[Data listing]
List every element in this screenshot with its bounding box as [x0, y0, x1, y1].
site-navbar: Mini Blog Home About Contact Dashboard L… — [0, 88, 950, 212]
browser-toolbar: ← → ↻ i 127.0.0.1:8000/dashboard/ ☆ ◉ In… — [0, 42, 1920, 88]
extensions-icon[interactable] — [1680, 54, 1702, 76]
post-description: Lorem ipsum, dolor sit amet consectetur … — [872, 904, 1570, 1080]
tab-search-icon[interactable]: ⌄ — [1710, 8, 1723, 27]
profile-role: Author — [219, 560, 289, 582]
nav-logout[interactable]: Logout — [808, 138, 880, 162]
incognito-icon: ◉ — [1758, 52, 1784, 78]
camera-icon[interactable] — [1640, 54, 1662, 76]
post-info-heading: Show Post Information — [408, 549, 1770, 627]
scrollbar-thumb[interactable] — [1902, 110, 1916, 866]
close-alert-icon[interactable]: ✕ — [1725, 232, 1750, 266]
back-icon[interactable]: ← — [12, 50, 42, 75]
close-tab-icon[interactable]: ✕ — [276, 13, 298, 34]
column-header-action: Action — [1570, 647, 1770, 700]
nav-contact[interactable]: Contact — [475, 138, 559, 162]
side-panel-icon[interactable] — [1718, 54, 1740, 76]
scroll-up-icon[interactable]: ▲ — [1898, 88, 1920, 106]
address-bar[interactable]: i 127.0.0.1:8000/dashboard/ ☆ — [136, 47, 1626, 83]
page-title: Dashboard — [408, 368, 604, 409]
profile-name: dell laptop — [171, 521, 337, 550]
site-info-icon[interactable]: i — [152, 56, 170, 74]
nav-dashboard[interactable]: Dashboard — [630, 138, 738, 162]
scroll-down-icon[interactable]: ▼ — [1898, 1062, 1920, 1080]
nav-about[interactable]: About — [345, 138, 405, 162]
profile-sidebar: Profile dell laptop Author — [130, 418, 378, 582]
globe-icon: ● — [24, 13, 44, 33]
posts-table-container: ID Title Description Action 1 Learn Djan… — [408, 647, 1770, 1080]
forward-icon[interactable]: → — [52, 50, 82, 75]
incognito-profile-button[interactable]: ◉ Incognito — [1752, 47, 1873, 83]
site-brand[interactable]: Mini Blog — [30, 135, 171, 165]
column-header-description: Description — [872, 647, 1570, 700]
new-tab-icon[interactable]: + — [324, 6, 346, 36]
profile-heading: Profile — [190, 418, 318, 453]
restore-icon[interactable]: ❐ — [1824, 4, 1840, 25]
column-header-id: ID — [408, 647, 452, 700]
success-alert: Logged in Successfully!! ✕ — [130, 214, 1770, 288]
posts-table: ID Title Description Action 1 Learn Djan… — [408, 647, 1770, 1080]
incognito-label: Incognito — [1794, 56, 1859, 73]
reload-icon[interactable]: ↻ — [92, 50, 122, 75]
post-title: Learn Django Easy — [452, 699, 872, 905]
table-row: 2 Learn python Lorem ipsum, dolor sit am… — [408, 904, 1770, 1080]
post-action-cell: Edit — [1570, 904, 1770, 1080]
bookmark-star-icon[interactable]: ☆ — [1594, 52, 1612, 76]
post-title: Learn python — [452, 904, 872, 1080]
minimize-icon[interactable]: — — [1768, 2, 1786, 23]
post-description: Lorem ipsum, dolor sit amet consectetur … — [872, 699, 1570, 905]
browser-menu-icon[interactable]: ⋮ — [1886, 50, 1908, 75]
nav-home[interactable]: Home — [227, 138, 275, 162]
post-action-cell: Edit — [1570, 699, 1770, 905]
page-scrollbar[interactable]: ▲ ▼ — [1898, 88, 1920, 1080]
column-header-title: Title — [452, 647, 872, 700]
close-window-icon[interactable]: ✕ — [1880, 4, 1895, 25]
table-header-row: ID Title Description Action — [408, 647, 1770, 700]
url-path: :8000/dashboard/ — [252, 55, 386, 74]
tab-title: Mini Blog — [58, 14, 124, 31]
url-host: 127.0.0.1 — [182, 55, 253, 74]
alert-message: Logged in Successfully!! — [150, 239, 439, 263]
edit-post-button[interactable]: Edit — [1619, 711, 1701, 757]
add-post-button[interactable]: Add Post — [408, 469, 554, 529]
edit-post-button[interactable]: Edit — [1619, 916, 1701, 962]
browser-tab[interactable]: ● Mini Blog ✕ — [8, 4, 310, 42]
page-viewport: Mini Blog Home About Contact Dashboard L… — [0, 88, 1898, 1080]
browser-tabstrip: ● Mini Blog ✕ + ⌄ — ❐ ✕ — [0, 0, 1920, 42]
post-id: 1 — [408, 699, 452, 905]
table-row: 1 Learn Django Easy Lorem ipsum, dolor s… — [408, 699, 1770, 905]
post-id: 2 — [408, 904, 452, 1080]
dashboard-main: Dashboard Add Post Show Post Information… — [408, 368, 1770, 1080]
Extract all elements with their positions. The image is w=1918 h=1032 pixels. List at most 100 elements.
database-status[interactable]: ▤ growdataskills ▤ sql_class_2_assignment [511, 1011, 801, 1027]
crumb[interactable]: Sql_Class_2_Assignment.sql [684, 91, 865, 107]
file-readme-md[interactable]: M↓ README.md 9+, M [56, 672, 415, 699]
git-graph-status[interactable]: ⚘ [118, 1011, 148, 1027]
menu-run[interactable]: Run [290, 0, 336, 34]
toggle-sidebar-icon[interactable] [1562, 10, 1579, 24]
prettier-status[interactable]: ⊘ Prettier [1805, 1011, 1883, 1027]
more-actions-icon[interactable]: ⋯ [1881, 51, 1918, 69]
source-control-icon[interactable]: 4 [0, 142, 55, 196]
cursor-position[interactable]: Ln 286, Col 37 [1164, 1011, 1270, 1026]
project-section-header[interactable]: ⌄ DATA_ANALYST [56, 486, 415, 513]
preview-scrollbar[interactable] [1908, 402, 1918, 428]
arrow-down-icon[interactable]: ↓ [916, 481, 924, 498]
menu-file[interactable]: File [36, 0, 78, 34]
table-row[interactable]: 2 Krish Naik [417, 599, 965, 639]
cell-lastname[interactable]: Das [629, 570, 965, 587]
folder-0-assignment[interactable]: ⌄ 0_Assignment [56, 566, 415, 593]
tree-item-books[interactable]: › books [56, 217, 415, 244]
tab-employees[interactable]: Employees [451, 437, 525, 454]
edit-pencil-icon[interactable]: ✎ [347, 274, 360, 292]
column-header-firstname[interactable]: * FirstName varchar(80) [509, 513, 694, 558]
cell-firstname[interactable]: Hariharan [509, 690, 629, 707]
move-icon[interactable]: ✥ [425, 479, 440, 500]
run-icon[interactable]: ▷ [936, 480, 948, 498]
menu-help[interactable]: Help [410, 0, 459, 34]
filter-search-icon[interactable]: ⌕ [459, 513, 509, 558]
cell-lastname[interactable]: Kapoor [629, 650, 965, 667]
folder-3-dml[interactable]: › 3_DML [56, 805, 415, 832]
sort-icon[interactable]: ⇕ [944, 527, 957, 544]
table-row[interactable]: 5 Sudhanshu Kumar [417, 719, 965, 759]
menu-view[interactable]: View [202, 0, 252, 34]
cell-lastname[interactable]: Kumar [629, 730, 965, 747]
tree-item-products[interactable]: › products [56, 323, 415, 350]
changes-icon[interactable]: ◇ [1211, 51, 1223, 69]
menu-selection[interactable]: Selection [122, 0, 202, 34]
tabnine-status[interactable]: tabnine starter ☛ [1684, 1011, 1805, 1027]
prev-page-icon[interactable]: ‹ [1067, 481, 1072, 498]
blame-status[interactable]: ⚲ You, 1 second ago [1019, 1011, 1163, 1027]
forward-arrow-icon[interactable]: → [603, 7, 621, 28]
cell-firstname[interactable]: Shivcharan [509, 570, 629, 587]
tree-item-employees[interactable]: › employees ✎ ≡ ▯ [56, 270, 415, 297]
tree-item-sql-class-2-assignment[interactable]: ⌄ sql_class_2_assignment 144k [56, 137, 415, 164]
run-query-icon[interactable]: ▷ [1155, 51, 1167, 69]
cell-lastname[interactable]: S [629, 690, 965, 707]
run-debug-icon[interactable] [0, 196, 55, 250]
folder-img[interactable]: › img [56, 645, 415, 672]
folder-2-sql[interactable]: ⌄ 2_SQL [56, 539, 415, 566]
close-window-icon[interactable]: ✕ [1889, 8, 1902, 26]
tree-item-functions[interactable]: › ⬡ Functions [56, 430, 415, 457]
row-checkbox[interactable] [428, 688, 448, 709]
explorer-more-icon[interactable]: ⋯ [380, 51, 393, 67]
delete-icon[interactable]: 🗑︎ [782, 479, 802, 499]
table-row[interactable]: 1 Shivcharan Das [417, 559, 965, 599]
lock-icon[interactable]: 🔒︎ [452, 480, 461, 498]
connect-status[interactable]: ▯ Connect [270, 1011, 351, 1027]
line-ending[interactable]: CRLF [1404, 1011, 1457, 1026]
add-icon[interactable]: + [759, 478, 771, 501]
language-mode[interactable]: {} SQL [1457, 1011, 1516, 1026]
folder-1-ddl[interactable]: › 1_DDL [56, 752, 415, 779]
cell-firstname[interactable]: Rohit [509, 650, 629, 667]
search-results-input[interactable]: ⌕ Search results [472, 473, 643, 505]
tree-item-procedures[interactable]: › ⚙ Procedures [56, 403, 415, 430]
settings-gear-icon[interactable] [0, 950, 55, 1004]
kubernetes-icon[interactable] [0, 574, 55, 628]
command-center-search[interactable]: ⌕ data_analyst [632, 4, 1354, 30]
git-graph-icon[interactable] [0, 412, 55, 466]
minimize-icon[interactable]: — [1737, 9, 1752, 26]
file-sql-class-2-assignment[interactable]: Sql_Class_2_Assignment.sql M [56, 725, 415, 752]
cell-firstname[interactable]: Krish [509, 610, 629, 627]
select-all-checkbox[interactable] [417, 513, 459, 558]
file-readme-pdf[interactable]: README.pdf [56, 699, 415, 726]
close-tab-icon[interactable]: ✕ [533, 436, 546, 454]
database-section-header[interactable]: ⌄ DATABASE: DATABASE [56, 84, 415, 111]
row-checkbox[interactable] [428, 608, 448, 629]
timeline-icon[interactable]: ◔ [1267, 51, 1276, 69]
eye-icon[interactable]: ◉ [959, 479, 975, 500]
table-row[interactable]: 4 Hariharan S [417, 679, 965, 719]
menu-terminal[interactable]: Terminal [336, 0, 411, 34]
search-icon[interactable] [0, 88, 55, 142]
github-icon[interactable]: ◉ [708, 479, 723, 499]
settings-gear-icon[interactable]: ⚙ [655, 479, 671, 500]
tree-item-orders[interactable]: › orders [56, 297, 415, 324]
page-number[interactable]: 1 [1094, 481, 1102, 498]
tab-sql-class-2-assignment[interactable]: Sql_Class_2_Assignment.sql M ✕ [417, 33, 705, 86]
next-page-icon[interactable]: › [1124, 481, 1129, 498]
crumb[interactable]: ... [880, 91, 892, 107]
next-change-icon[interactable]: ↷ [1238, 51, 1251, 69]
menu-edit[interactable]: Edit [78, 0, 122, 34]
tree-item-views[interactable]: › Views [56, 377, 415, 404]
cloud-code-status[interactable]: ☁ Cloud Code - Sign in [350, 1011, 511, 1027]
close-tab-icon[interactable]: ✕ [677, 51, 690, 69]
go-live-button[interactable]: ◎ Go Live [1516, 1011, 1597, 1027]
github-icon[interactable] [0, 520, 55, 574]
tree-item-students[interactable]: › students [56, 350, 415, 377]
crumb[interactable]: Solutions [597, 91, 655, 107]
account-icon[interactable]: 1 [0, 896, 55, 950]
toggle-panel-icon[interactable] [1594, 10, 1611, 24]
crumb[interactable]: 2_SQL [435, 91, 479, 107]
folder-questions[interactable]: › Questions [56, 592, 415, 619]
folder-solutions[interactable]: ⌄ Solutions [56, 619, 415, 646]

What to do
Reproduce the material line for line, from its first line through the line that contains "profile-sidebar: Profile dell", including both of those lines.

Response to the task
List every element in this screenshot with its bounding box as [x0, y0, x1, y1].
site-navbar: Mini Blog Home About Contact Dashboard L… — [0, 88, 950, 212]
browser-toolbar: ← → ↻ i 127.0.0.1:8000/dashboard/ ☆ ◉ In… — [0, 42, 1920, 88]
extensions-icon[interactable] — [1680, 54, 1702, 76]
post-description: Lorem ipsum, dolor sit amet consectetur … — [872, 904, 1570, 1080]
tab-search-icon[interactable]: ⌄ — [1710, 8, 1723, 27]
profile-role: Author — [219, 560, 289, 582]
nav-logout[interactable]: Logout — [808, 138, 880, 162]
incognito-icon: ◉ — [1758, 52, 1784, 78]
camera-icon[interactable] — [1640, 54, 1662, 76]
post-info-heading: Show Post Information — [408, 549, 1770, 627]
scrollbar-thumb[interactable] — [1902, 110, 1916, 866]
close-alert-icon[interactable]: ✕ — [1725, 232, 1750, 266]
back-icon[interactable]: ← — [12, 50, 42, 75]
close-tab-icon[interactable]: ✕ — [276, 13, 298, 34]
column-header-action: Action — [1570, 647, 1770, 700]
nav-contact[interactable]: Contact — [475, 138, 559, 162]
side-panel-icon[interactable] — [1718, 54, 1740, 76]
scroll-up-icon[interactable]: ▲ — [1898, 88, 1920, 106]
address-bar[interactable]: i 127.0.0.1:8000/dashboard/ ☆ — [136, 47, 1626, 83]
page-title: Dashboard — [408, 368, 604, 409]
profile-name: dell laptop — [171, 521, 337, 550]
site-info-icon[interactable]: i — [152, 56, 170, 74]
nav-dashboard[interactable]: Dashboard — [630, 138, 738, 162]
scroll-down-icon[interactable]: ▼ — [1898, 1062, 1920, 1080]
nav-about[interactable]: About — [345, 138, 405, 162]
profile-sidebar: Profile dell laptop Author — [130, 418, 378, 582]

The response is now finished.